Records that describe figures

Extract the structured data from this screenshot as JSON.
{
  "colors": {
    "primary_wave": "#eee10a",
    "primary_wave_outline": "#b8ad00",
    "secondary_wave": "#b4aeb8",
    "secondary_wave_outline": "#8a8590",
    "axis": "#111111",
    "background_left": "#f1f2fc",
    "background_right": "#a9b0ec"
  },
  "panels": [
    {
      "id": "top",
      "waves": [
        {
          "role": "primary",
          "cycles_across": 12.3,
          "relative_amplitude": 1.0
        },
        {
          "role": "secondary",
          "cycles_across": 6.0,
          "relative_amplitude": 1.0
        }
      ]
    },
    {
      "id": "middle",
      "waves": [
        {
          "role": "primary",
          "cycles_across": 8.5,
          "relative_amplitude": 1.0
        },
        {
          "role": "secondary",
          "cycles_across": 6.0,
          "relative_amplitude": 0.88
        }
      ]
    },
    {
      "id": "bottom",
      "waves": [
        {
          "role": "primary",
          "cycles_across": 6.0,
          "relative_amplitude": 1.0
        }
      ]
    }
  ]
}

[Exercise task] Reproduce the full listing word for word.

[Problem solution]
Extract the structured data from this screenshot as JSON.
{
  "colors": {
    "primary_wave": "#eee10a",
    "primary_wave_outline": "#b8ad00",
    "secondary_wave": "#b4aeb8",
    "secondary_wave_outline": "#8a8590",
    "axis": "#111111",
    "background_left": "#f1f2fc",
    "background_right": "#a9b0ec"
  },
  "panels": [
    {
      "id": "top",
      "waves": [
        {
          "role": "primary",
          "cycles_across": 12.3,
          "relative_amplitude": 1.0
        },
        {
          "role": "secondary",
          "cycles_across": 6.0,
          "relative_amplitude": 1.0
        }
      ]
    },
    {
      "id": "middle",
      "waves": [
        {
          "role": "primary",
          "cycles_across": 8.5,
          "relative_amplitude": 1.0
        },
        {
          "role": "secondary",
          "cycles_across": 6.0,
          "relative_amplitude": 0.88
        }
      ]
    },
    {
      "id": "bottom",
      "waves": [
        {
          "role": "primary",
          "cycles_across": 6.0,
          "relative_amplitude": 1.0
        }
      ]
    }
  ]
}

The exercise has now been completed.